▶ _WHAT TO WORK ON_
Return the entries verbatim and drop every picture.

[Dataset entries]
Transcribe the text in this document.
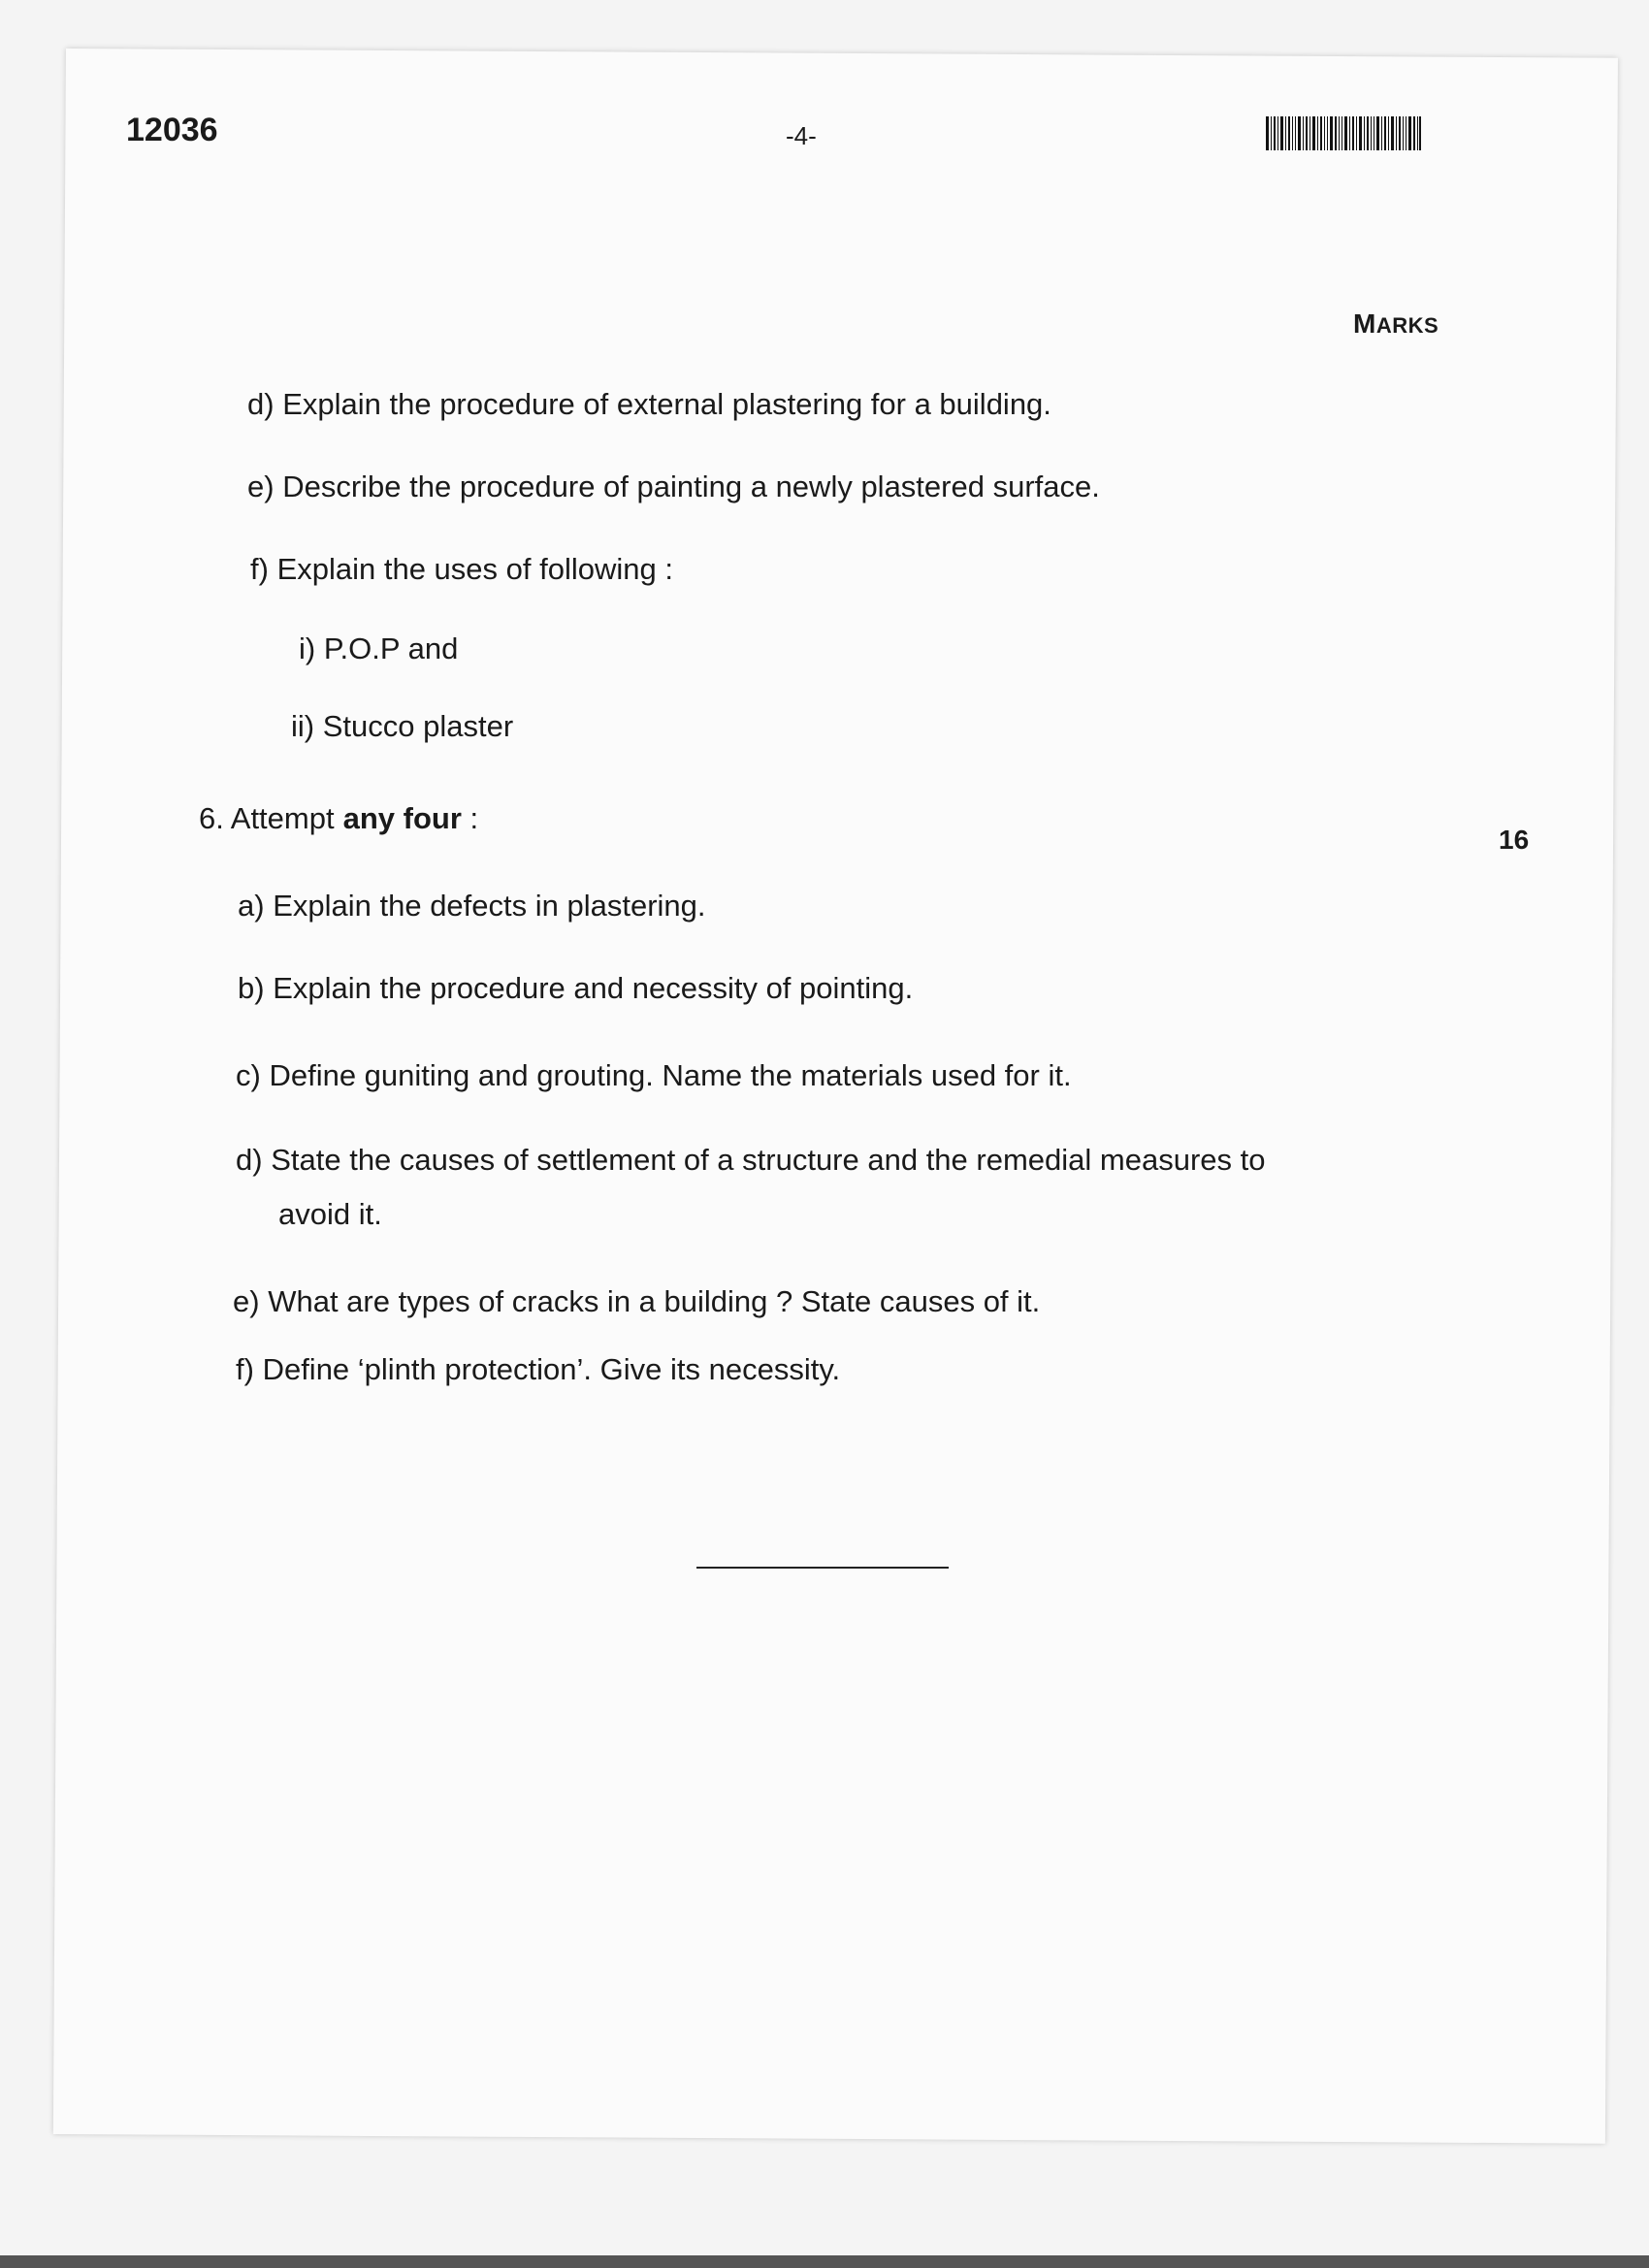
12036	-4-
MARKS
d) Explain the procedure of external plastering for a building.
e) Describe the procedure of painting a newly plastered surface.
f) Explain the uses of following :
i) P.O.P and
ii) Stucco plaster
6. Attempt any four :
16
a) Explain the defects in plastering.
b) Explain the procedure and necessity of pointing.
c) Define guniting and grouting. Name the materials used for it.
d) State the causes of settlement of a structure and the remedial measures to
avoid it.
e) What are types of cracks in a building ? State causes of it.
f) Define ‘plinth protection’. Give its necessity.
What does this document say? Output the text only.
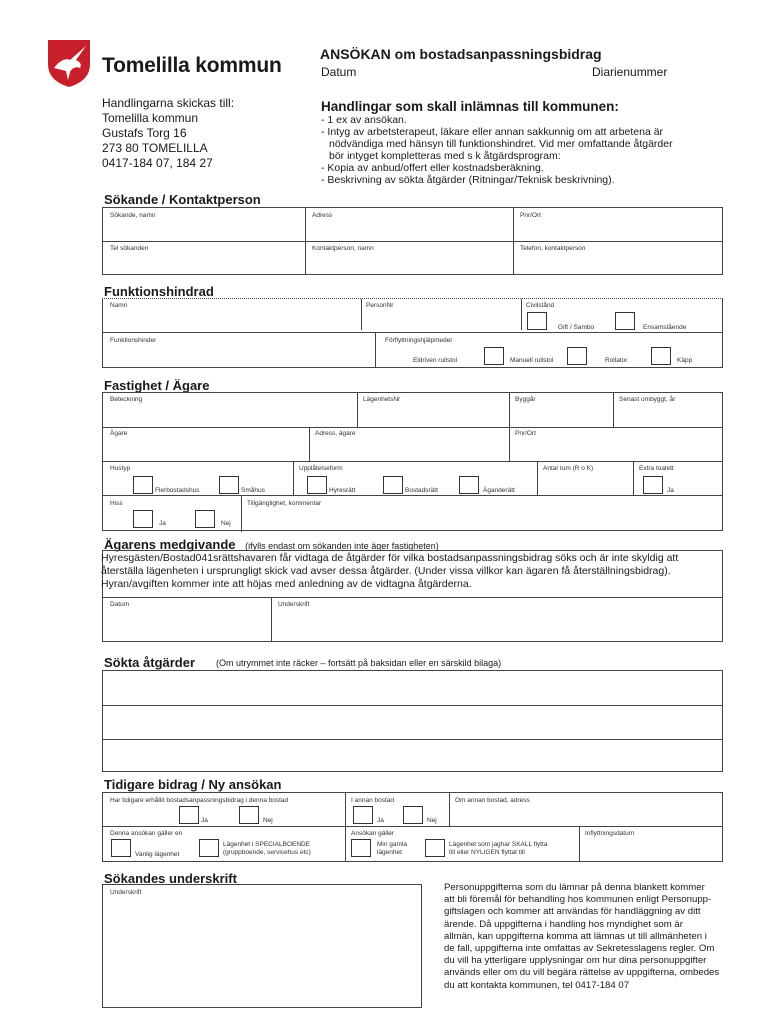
Tomelilla kommun	ANSÖKAN om bostadsanpassningsbidrag
Datum	Diarienummer
Handlingarna skickas till:
Tomelilla kommun
Gustafs Torg 16
273 80 TOMELILLA
0417-184 07, 184 27
Handlingar som skall inlämnas till kommunen:
- 1 ex av ansökan.
- Intyg av arbetsterapeut, läkare eller annan sakkunnig om att arbetena är
nödvändiga med hänsyn till funktionshindret. Vid mer omfattande åtgärder
bör intyget kompletteras med s k åtgärdsprogram:
- Kopia av anbud/offert eller kostnadsberäkning.
- Beskrivning av sökta åtgärder (Ritningar/Teknisk beskrivning).
Sökande / Kontaktperson
Sökande, namn	Adress	Pnr/Ort
Tel sökanden	Kontaktperson, namn	Telefon, kontaktperson
Funktionshindrad
Namn	PersonNr	Civilstånd
Gift / Sambo	Ensamstående
Funktionshinder	Förflyttningshjälpmedel
Eldriven rullstol	Manuell rullstol	Rollator	Käpp
Fastighet / Ägare
Beteckning	LägenhetsNr	Byggår	Senast ombyggt, år
Ägare	Adress, ägare	Pnr/Ort
Hustyp	Upplåtelseform	Antal rum (R o K)	Extra toalett
Flerbostadshus	Småhus	Hyresrätt	Bostadsrätt	Äganderätt	Ja
Hiss
Ja	Nej
Tillgänglighet, kommentar
Ägarens medgivande (ifylls endast om sökanden inte äger fastigheten)
Hyresgästen/Bostad041srättshavaren får vidtaga de åtgärder för vilka bostadsanpassningsbidrag söks och är inte skyldig att
återställa lägenheten i ursprungligt skick vad avser dessa åtgärder. (Under vissa villkor kan ägaren få återställningsbidrag).
Hyran/avgiften kommer inte att höjas med anledning av de vidtagna åtgärderna.
Datum	Underskrift
Sökta åtgärder (Om utrymmet inte räcker – fortsätt på baksidan eller en särskild bilaga)
Tidigare bidrag / Ny ansökan
Har tidigare erhållit bostadsanpassningsbidrag i denna bostad
Ja	Nej
I annan bostad
Ja	Nej
Om annan bostad, adress
Denna ansökan gäller en
Vanlig lägenhet
Lägenhet i SPECIALBOENDE
(gruppboende, servicehus etc)
Ansökan gäller
Min gamla
lägenhet
Lägenhet som jaghar SKALL flytta
till eller NYLIGEN flyttat till
Inflyttningsdatum
Sökandes underskrift
Underskrift	Personuppgifterna som du lämnar på denna blankett kommer
att bli föremål för behandling hos kommunen enligt Personupp-
giftslagen och kommer att användas för handläggning av ditt
ärende. Då uppgifterna i handling hos myndighet som är
allmän, kan uppgifterna komma att lämnas ut till allmänheten i
de fall, uppgifterna inte omfattas av Sekretesslagens regler. Om
du vill ha ytterligare upplysningar om hur dina personuppgifter
används eller om du vill begära rättelse av uppgifterna, ombedes
du att kontakta kommunen, tel 0417-184 07
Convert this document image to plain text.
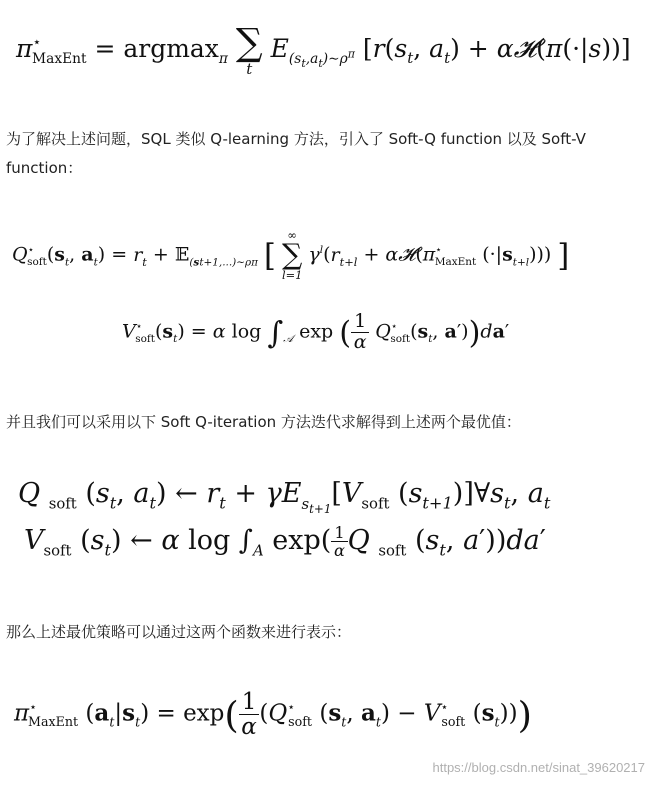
$\pi^⋆_{MaxEnt} = argmax_\pi$ ∑
t
$E_{(s_t,a_t)\sim\rho^\pi}$ [$r(s_t$, $a_t$) + α𝓗(π(·|s))]
为了解决上述问题，SQL 类似 Q-learning 方法，引入了 Soft-Q function 以及 Soft-V function：
$Q^⋆_{soft}(s_t$, $a_t) = r_t$ + 𝔼$_{(st+1,...)\sim\rho\pi}$ [
∞
∑
l=1
$\gamma^l(r_{t+l}$ + $\alpha 𝓗(\pi^⋆_{MaxEnt}$ $(\cdot|s_{t+l})$)) ]
$V^⋆_{soft}(s_t) = \alpha$ $\log \int_𝒜$ exp ( $\frac{1}{\alpha} Q^⋆_{soft}(s_t$, a′))da′
并且我们可以采用以下 Soft Q-iteration 方法迭代求解得到上述两个最优值：
Q $_{soft}$ ($s_t$, $a_t$) ← $r_t + \gamma E_{s_{t+1}}[V_{soft}$ $(s_{t+1})]\forall s_t$, $a_t$
$V_{soft}$ $(s_t)$ ← α $\log \int_A$ $\exp( \frac{1}{\alpha}$ Q $_{soft}$ ($s_t$, a′))da′
那么上述最优策略可以通过这两个函数来进行表示：
$\pi^⋆_{MaxEnt}$ $(a_t|s_t) = \exp( \frac{1}{\alpha} (Q^⋆_{soft}$ ($s_t$, $a_t) - V^⋆_{soft}$ $(s_t)$))
https://blog.csdn.net/sinat_39620217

▶ _ANSWER TO THIS EXERCISE_
Transcribe the text in this document.
12036	-4-
MARKS
d) Explain the procedure of external plastering for a building.
e) Describe the procedure of painting a newly plastered surface.
f) Explain the uses of following :
i) P.O.P and
ii) Stucco plaster
6. Attempt any four :
16
a) Explain the defects in plastering.
b) Explain the procedure and necessity of pointing.
c) Define guniting and grouting. Name the materials used for it.
d) State the causes of settlement of a structure and the remedial measures to
avoid it.
e) What are types of cracks in a building ? State causes of it.
f) Define ‘plinth protection’. Give its necessity.
What does this document say? Output the text only.
Tomelilla kommun	ANSÖKAN om bostadsanpassningsbidrag
Datum	Diarienummer
Handlingarna skickas till:
Tomelilla kommun
Gustafs Torg 16
273 80 TOMELILLA
0417-184 07, 184 27
Handlingar som skall inlämnas till kommunen:
- 1 ex av ansökan.
- Intyg av arbetsterapeut, läkare eller annan sakkunnig om att arbetena är
nödvändiga med hänsyn till funktionshindret. Vid mer omfattande åtgärder
bör intyget kompletteras med s k åtgärdsprogram:
- Kopia av anbud/offert eller kostnadsberäkning.
- Beskrivning av sökta åtgärder (Ritningar/Teknisk beskrivning).
Sökande / Kontaktperson
Sökande, namn	Adress	Pnr/Ort
Tel sökanden	Kontaktperson, namn	Telefon, kontaktperson
Funktionshindrad
Namn	PersonNr	Civilstånd
Gift / Sambo	Ensamstående
Funktionshinder	Förflyttningshjälpmedel
Eldriven rullstol	Manuell rullstol	Rollator	Käpp
Fastighet / Ägare
Beteckning	LägenhetsNr	Byggår	Senast ombyggt, år
Ägare	Adress, ägare	Pnr/Ort
Hustyp	Upplåtelseform	Antal rum (R o K)	Extra toalett
Flerbostadshus	Småhus	Hyresrätt	Bostadsrätt	Äganderätt	Ja
Hiss
Ja	Nej
Tillgänglighet, kommentar
Ägarens medgivande (ifylls endast om sökanden inte äger fastigheten)
Hyresgästen/Bostad041srättshavaren får vidtaga de åtgärder för vilka bostadsanpassningsbidrag söks och är inte skyldig att
återställa lägenheten i ursprungligt skick vad avser dessa åtgärder. (Under vissa villkor kan ägaren få återställningsbidrag).
Hyran/avgiften kommer inte att höjas med anledning av de vidtagna åtgärderna.
Datum	Underskrift
Sökta åtgärder (Om utrymmet inte räcker – fortsätt på baksidan eller en särskild bilaga)
Tidigare bidrag / Ny ansökan
Har tidigare erhållit bostadsanpassningsbidrag i denna bostad
Ja	Nej
I annan bostad
Ja	Nej
Om annan bostad, adress
Denna ansökan gäller en
Vanlig lägenhet
Lägenhet i SPECIALBOENDE
(gruppboende, servicehus etc)
Ansökan gäller
Min gamla
lägenhet
Lägenhet som jaghar SKALL flytta
till eller NYLIGEN flyttat till
Inflyttningsdatum
Sökandes underskrift
Underskrift	Personuppgifterna som du lämnar på denna blankett kommer
att bli föremål för behandling hos kommunen enligt Personupp-
giftslagen och kommer att användas för handläggning av ditt
ärende. Då uppgifterna i handling hos myndighet som är
allmän, kan uppgifterna komma att lämnas ut till allmänheten i
de fall, uppgifterna inte omfattas av Sekretesslagens regler. Om
du vill ha ytterligare upplysningar om hur dina personuppgifter
används eller om du vill begära rättelse av uppgifterna, ombedes
du att kontakta kommunen, tel 0417-184 07
Convert this document image to plain text.
$\pi^⋆_{MaxEnt} = argmax_\pi$ ∑
t
$E_{(s_t,a_t)\sim\rho^\pi}$ [$r(s_t$, $a_t$) + α𝓗(π(·|s))]
为了解决上述问题，SQL 类似 Q-learning 方法，引入了 Soft-Q function 以及 Soft-V function：
$Q^⋆_{soft}(s_t$, $a_t) = r_t$ + 𝔼$_{(st+1,...)\sim\rho\pi}$ [
∞
∑
l=1
$\gamma^l(r_{t+l}$ + $\alpha 𝓗(\pi^⋆_{MaxEnt}$ $(\cdot|s_{t+l})$)) ]
$V^⋆_{soft}(s_t) = \alpha$ $\log \int_𝒜$ exp ( $\frac{1}{\alpha} Q^⋆_{soft}(s_t$, a′))da′
并且我们可以采用以下 Soft Q-iteration 方法迭代求解得到上述两个最优值：
Q $_{soft}$ ($s_t$, $a_t$) ← $r_t + \gamma E_{s_{t+1}}[V_{soft}$ $(s_{t+1})]\forall s_t$, $a_t$
$V_{soft}$ $(s_t)$ ← α $\log \int_A$ $\exp( \frac{1}{\alpha}$ Q $_{soft}$ ($s_t$, a′))da′
那么上述最优策略可以通过这两个函数来进行表示：
$\pi^⋆_{MaxEnt}$ $(a_t|s_t) = \exp( \frac{1}{\alpha} (Q^⋆_{soft}$ ($s_t$, $a_t) - V^⋆_{soft}$ $(s_t)$))
https://blog.csdn.net/sinat_39620217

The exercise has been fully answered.